- GIVEN EXERCISE -
Rewrite every line of the items below as a JSON list of strings, one string per line, leaving out blank lines and the pictures.

- DATA EXTRACT -
***

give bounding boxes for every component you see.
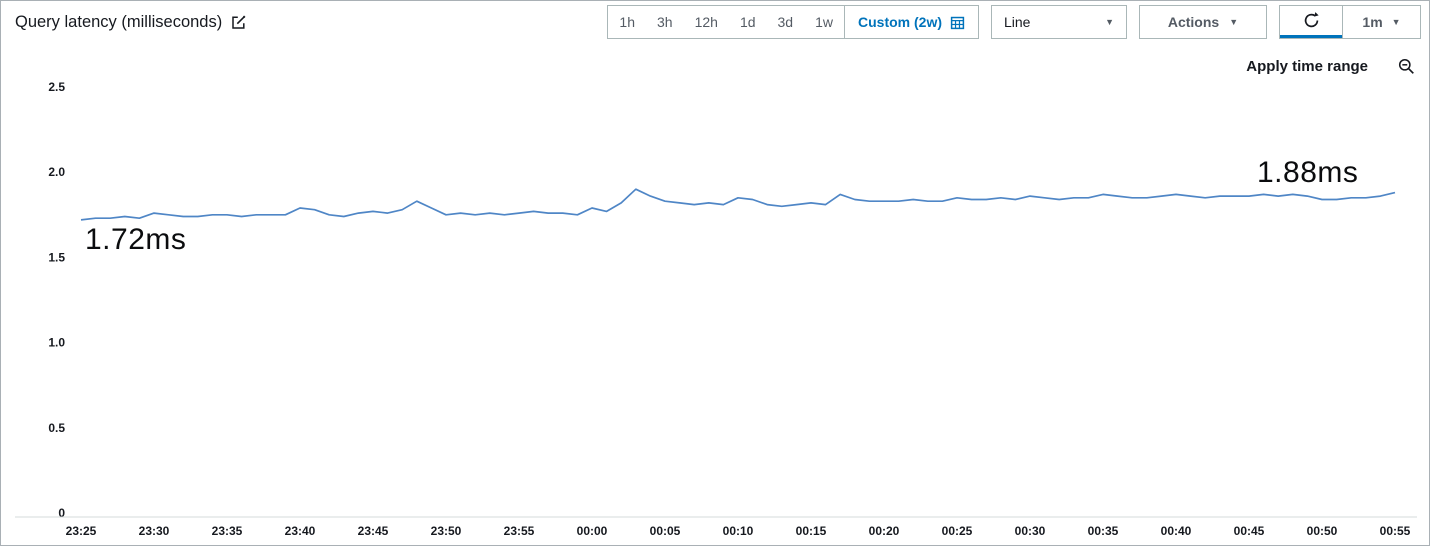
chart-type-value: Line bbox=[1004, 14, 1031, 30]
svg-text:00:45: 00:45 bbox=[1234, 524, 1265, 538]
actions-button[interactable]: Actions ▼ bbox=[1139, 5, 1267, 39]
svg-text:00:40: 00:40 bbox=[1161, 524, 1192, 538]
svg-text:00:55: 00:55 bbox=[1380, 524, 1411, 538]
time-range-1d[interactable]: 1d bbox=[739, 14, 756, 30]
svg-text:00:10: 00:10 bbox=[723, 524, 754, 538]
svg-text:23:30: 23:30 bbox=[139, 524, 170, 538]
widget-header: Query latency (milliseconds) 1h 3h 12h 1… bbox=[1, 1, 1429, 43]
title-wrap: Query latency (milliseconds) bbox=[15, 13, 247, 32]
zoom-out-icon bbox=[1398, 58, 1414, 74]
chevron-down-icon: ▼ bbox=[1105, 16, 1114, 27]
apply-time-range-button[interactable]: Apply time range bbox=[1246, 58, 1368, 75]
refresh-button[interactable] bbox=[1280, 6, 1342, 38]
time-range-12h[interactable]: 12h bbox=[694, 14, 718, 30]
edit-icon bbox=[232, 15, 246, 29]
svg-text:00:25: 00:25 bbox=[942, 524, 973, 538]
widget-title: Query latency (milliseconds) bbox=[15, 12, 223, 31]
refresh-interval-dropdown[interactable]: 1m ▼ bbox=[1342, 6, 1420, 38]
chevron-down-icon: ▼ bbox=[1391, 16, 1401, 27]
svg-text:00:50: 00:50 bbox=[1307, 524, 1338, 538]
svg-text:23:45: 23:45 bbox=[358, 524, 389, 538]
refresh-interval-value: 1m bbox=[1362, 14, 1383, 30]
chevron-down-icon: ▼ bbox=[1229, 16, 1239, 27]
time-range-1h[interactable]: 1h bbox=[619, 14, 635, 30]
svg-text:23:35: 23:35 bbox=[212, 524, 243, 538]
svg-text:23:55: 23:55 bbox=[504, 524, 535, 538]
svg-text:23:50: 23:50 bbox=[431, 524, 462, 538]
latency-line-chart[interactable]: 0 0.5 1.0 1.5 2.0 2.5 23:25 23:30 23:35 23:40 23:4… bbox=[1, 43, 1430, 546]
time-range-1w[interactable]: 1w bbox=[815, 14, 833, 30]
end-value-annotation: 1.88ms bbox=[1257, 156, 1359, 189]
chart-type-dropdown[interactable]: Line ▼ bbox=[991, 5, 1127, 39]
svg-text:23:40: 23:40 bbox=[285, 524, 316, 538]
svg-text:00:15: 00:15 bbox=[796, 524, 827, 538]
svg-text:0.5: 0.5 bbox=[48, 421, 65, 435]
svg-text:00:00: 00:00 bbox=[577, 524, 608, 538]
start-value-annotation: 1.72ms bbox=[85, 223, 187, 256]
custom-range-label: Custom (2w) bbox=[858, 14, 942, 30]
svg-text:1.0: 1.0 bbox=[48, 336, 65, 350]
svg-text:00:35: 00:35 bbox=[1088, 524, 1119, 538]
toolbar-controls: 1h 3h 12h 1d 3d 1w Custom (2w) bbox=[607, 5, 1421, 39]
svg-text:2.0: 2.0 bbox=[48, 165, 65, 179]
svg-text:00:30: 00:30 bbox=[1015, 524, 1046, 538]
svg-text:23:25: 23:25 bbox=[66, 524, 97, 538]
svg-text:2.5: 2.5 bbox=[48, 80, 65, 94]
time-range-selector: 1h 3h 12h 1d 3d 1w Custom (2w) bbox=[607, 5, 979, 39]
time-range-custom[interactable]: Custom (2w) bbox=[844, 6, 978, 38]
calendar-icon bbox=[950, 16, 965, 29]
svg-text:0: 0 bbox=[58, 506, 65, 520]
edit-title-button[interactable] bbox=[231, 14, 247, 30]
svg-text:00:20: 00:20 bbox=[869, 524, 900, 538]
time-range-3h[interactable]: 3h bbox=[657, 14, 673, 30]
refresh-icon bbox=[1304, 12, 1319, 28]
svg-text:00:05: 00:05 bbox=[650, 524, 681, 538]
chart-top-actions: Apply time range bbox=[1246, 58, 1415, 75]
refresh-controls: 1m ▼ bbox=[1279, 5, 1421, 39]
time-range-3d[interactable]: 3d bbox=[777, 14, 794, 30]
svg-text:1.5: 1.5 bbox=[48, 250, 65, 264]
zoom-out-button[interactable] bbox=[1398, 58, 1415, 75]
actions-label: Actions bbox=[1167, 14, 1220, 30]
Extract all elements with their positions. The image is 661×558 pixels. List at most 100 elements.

***

- EXERCISE RESULT -
[
  "give bounding boxes for every component you see.",
  "chart-type-value: Line bbox=[1004, 14, 1031, 30]",
  "svg-text:00:45: 00:45 bbox=[1234, 524, 1265, 538]",
  "actions-button[interactable]: Actions ▼ bbox=[1139, 5, 1267, 39]",
  "svg-text:00:40: 00:40 bbox=[1161, 524, 1192, 538]",
  "svg-text:00:55: 00:55 bbox=[1380, 524, 1411, 538]",
  "time-range-1d[interactable]: 1d bbox=[739, 14, 756, 30]",
  "svg-text:00:10: 00:10 bbox=[723, 524, 754, 538]",
  "svg-text:23:30: 23:30 bbox=[139, 524, 170, 538]",
  "widget-header: Query latency (milliseconds) 1h 3h 12h 1… bbox=[1, 1, 1429, 43]",
  "title-wrap: Query latency (milliseconds) bbox=[15, 13, 247, 32]",
  "zoom-out-icon bbox=[1398, 58, 1414, 74]",
  "chevron-down-icon: ▼ bbox=[1105, 16, 1114, 27]",
  "apply-time-range-button[interactable]: Apply time range bbox=[1246, 58, 1368, 75]",
  "refresh-button[interactable] bbox=[1280, 6, 1342, 38]",
  "time-range-12h[interactable]: 12h bbox=[694, 14, 718, 30]",
  "edit-icon bbox=[232, 15, 246, 29]",
  "svg-text:00:25: 00:25 bbox=[942, 524, 973, 538]",
  "widget-title: Query latency (milliseconds) bbox=[15, 12, 223, 31]",
  "refresh-interval-dropdown[interactable]: 1m ▼ bbox=[1342, 6, 1420, 38]",
  "chevron-down-icon: ▼ bbox=[1391, 16, 1401, 27]",
  "svg-text:00:50: 00:50 bbox=[1307, 524, 1338, 538]",
  "svg-text:23:45: 23:45 bbox=[358, 524, 389, 538]",
  "refresh-interval-value: 1m bbox=[1362, 14, 1383, 30]",
  "chevron-down-icon: ▼ bbox=[1229, 16, 1239, 27]",
  "time-range-1h[interactable]: 1h bbox=[619, 14, 635, 30]",
  "svg-text:23:35: 23:35 bbox=[212, 524, 243, 538]",
  "svg-text:23:55: 23:55 bbox=[504, 524, 535, 538]",
  "svg-text:23:50: 23:50 bbox=[431, 524, 462, 538]",
  "latency-line-chart[interactable]: 0 0.5 1.0 1.5 2.0 2.5 23:25 23:30 23:35 23:40 23:4… bbox=[1, 43, 1430, 546]",
  "time-range-1w[interactable]: 1w bbox=[815, 14, 833, 30]",
  "end-value-annotation: 1.88ms bbox=[1257, 156, 1359, 189]",
  "chart-type-dropdown[interactable]: Line ▼ bbox=[991, 5, 1127, 39]",
  "svg-text:23:40: 23:40 bbox=[285, 524, 316, 538]",
  "svg-text:00:15: 00:15 bbox=[796, 524, 827, 538]",
  "svg-text:0.5: 0.5 bbox=[48, 421, 65, 435]",
  "svg-text:00:00: 00:00 bbox=[577, 524, 608, 538]",
  "start-value-annotation: 1.72ms bbox=[85, 223, 187, 256]",
  "custom-range-label: Custom (2w) bbox=[858, 14, 942, 30]",
  "svg-text:1.0: 1.0 bbox=[48, 336, 65, 350]",
  "svg-text:00:35: 00:35 bbox=[1088, 524, 1119, 538]",
  "toolbar-controls: 1h 3h 12h 1d 3d 1w Custom (2w) bbox=[607, 5, 1421, 39]",
  "svg-text:2.0: 2.0 bbox=[48, 165, 65, 179]",
  "svg-text:00:30: 00:30 bbox=[1015, 524, 1046, 538]",
  "svg-text:23:25: 23:25 bbox=[66, 524, 97, 538]",
  "svg-text:2.5: 2.5 bbox=[48, 80, 65, 94]",
  "time-range-selector: 1h 3h 12h 1d 3d 1w Custom (2w) bbox=[607, 5, 979, 39]",
  "time-range-custom[interactable]: Custom (2w) bbox=[844, 6, 978, 38]",
  "calendar-icon bbox=[950, 16, 965, 29]",
  "svg-text:0: 0 bbox=[58, 506, 65, 520]",
  "edit-title-button[interactable] bbox=[231, 14, 247, 30]",
  "svg-text:00:20: 00:20 bbox=[869, 524, 900, 538]",
  "time-range-3h[interactable]: 3h bbox=[657, 14, 673, 30]",
  "refresh-icon bbox=[1304, 12, 1319, 28]",
  "svg-text:00:05: 00:05 bbox=[650, 524, 681, 538]",
  "chart-top-actions: Apply time range bbox=[1246, 58, 1415, 75]",
  "refresh-controls: 1m ▼ bbox=[1279, 5, 1421, 39]",
  "time-range-3d[interactable]: 3d bbox=[777, 14, 794, 30]",
  "svg-text:1.5: 1.5 bbox=[48, 250, 65, 264]",
  "zoom-out-button[interactable] bbox=[1398, 58, 1415, 75]",
  "actions-label: Actions bbox=[1167, 14, 1220, 30]",
  "Extract all elements with their positions. The image is 661×558 pixels. List at most 100 elements."
]